Requirement:
Read through the entries below and return each line with the word "bilden".

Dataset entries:
=====
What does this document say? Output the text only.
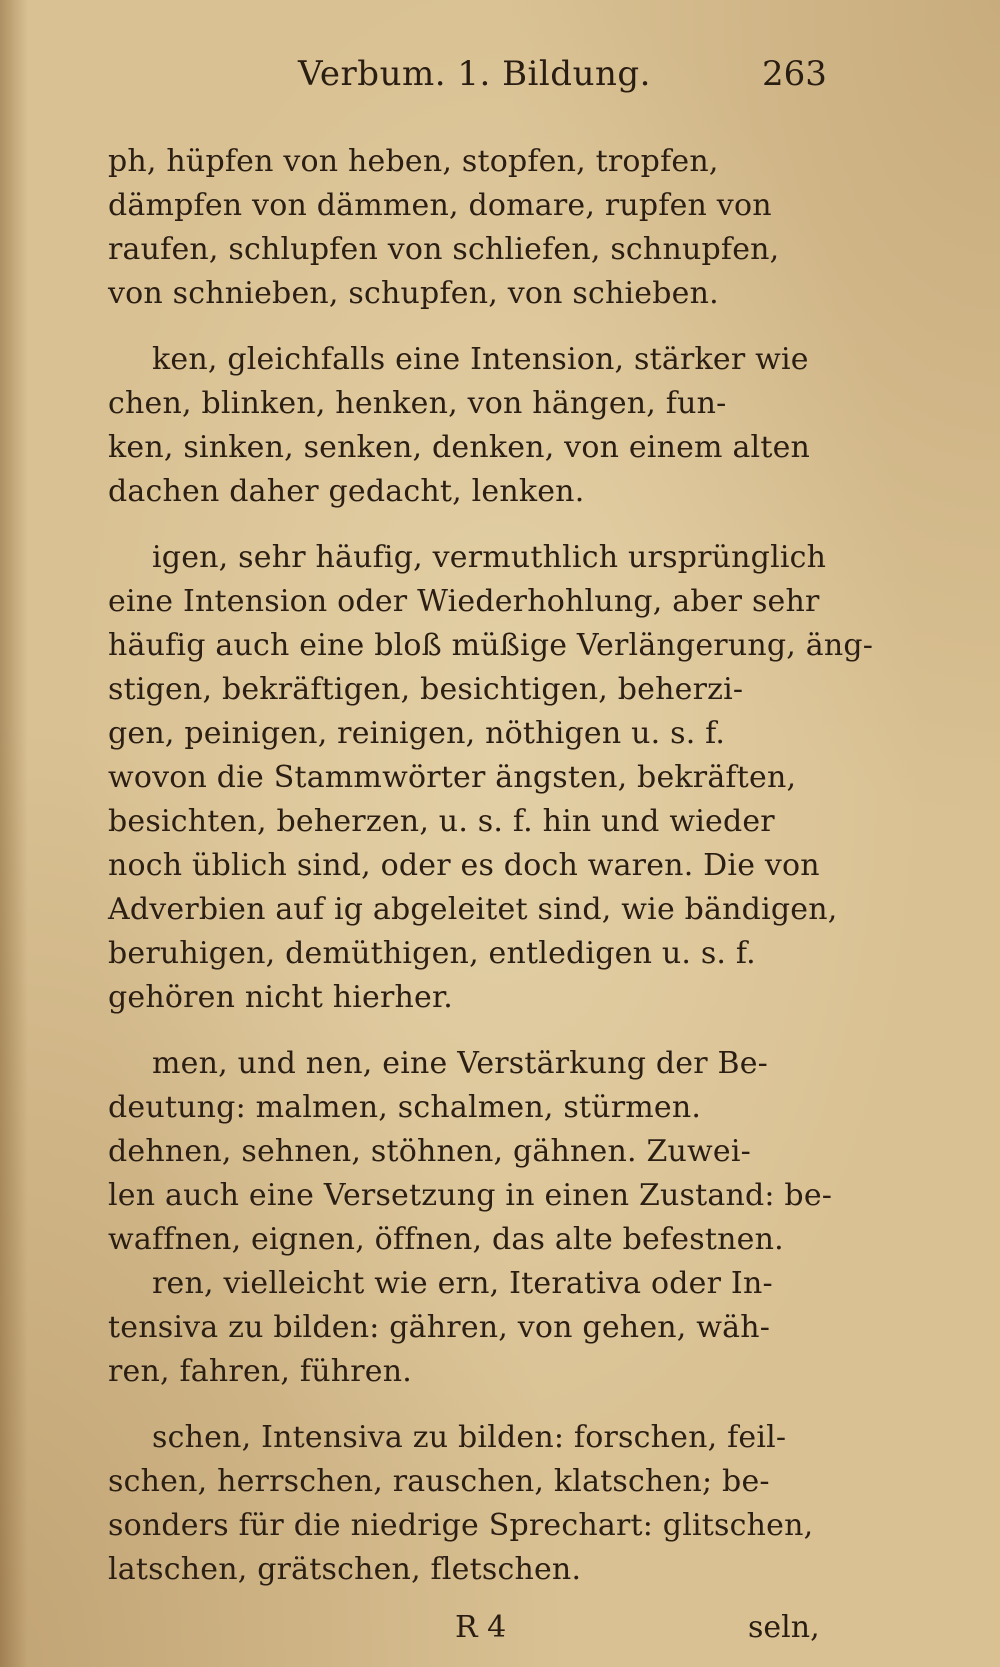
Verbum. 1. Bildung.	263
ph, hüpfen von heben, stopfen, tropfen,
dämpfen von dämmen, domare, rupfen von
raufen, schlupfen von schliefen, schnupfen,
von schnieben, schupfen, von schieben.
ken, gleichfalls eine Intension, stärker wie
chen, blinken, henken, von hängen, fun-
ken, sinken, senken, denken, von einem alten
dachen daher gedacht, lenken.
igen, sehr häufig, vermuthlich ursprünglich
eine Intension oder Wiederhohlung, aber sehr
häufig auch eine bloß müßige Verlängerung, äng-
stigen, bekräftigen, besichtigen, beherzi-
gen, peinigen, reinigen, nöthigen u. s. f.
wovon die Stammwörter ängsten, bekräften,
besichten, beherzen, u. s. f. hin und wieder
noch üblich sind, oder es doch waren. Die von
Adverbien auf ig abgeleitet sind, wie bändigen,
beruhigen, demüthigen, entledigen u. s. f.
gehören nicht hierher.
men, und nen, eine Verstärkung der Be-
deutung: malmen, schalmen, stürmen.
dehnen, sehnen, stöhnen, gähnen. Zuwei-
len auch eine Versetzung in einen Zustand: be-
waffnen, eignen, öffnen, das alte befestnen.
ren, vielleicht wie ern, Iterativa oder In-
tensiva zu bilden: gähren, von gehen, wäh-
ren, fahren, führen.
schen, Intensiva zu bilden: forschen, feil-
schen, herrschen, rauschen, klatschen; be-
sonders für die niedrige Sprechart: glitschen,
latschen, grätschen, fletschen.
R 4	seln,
=====
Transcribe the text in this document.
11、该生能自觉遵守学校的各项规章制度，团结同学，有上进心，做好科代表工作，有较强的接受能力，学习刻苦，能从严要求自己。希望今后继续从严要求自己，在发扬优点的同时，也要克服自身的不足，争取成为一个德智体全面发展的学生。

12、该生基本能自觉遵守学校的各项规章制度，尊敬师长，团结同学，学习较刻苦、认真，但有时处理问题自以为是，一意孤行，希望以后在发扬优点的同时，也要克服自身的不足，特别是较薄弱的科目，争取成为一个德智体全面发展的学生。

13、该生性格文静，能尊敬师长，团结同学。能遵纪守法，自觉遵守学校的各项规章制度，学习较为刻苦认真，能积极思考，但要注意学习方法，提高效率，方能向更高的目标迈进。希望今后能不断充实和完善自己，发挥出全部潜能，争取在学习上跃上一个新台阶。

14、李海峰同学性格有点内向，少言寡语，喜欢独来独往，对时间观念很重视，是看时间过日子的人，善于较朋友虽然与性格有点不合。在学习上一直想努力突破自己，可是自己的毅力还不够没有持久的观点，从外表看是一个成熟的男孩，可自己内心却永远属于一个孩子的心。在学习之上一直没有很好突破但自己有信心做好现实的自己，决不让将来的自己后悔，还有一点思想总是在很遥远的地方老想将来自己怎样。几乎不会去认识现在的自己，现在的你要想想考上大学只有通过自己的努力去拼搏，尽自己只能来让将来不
=====
Response to this task:
tensiva zu bilden: gähren, von gehen, wäh-
schen, Intensiva zu bilden: forschen, feil-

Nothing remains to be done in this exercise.